(Saved entries)

------------------------

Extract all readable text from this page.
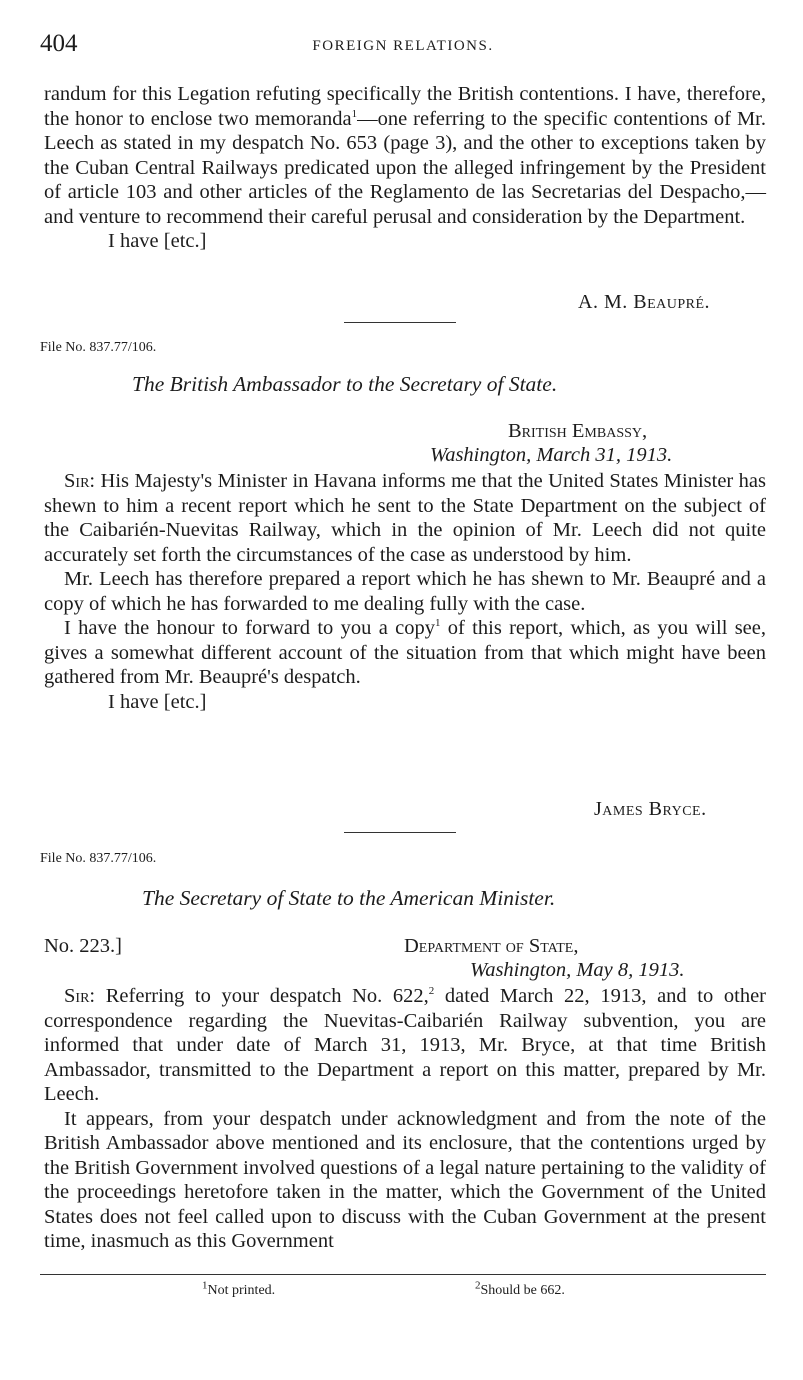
404	FOREIGN RELATIONS.

randum for this Legation refuting specifically the British contentions. I have, therefore, the honor to enclose two memoranda$^1$—one referring to the specific contentions of Mr. Leech as stated in my despatch No. 653 (page 3), and the other to exceptions taken by the Cuban Central Railways predicated upon the alleged infringement by the President of article 103 and other articles of the Reglamento de las Secretarias del Despacho,—and venture to recommend their careful perusal and consideration by the Department.

I have [etc.]

A. M. Beaupré.
File No. 837.77/106.
The British Ambassador to the Secretary of State.
British Embassy,
Washington, March 31, 1913.

Sir: His Majesty's Minister in Havana informs me that the United States Minister has shewn to him a recent report which he sent to the State Department on the subject of the Caibarién-Nuevitas Railway, which in the opinion of Mr. Leech did not quite accurately set forth the circumstances of the case as understood by him.

Mr. Leech has therefore prepared a report which he has shewn to Mr. Beaupré and a copy of which he has forwarded to me dealing fully with the case.

I have the honour to forward to you a copy$^1$ of this report, which, as you will see, gives a somewhat different account of the situation from that which might have been gathered from Mr. Beaupré's despatch.

I have [etc.]

James Bryce.
File No. 837.77/106.
The Secretary of State to the American Minister.
No. 223.]	Department of State,
Washington, May 8, 1913.

Sir: Referring to your despatch No. 622,$^2$ dated March 22, 1913, and to other correspondence regarding the Nuevitas-Caibarién Railway subvention, you are informed that under date of March 31, 1913, Mr. Bryce, at that time British Ambassador, transmitted to the Department a report on this matter, prepared by Mr. Leech.

It appears, from your despatch under acknowledgment and from the note of the British Ambassador above mentioned and its enclosure, that the contentions urged by the British Government involved questions of a legal nature pertaining to the validity of the proceedings heretofore taken in the matter, which the Government of the United States does not feel called upon to discuss with the Cuban Government at the present time, inasmuch as this Government

$^1$Not printed.	$^2$Should be 662.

------------------------

▶ [What the exercise asks]: Print out the material word for word, omitting the pictures.

▶ [Expected output]:
Extract all readable text from this page.
404	FOREIGN RELATIONS.

randum for this Legation refuting specifically the British contentions. I have, therefore, the honor to enclose two memoranda$^1$—one referring to the specific contentions of Mr. Leech as stated in my despatch No. 653 (page 3), and the other to exceptions taken by the Cuban Central Railways predicated upon the alleged infringement by the President of article 103 and other articles of the Reglamento de las Secretarias del Despacho,—and venture to recommend their careful perusal and consideration by the Department.

I have [etc.]

A. M. Beaupré.
File No. 837.77/106.
The British Ambassador to the Secretary of State.
British Embassy,
Washington, March 31, 1913.

Sir: His Majesty's Minister in Havana informs me that the United States Minister has shewn to him a recent report which he sent to the State Department on the subject of the Caibarién-Nuevitas Railway, which in the opinion of Mr. Leech did not quite accurately set forth the circumstances of the case as understood by him.

Mr. Leech has therefore prepared a report which he has shewn to Mr. Beaupré and a copy of which he has forwarded to me dealing fully with the case.

I have the honour to forward to you a copy$^1$ of this report, which, as you will see, gives a somewhat different account of the situation from that which might have been gathered from Mr. Beaupré's despatch.

I have [etc.]

James Bryce.
File No. 837.77/106.
The Secretary of State to the American Minister.
No. 223.]	Department of State,
Washington, May 8, 1913.

Sir: Referring to your despatch No. 622,$^2$ dated March 22, 1913, and to other correspondence regarding the Nuevitas-Caibarién Railway subvention, you are informed that under date of March 31, 1913, Mr. Bryce, at that time British Ambassador, transmitted to the Department a report on this matter, prepared by Mr. Leech.

It appears, from your despatch under acknowledgment and from the note of the British Ambassador above mentioned and its enclosure, that the contentions urged by the British Government involved questions of a legal nature pertaining to the validity of the proceedings heretofore taken in the matter, which the Government of the United States does not feel called upon to discuss with the Cuban Government at the present time, inasmuch as this Government

$^1$Not printed.	$^2$Should be 662.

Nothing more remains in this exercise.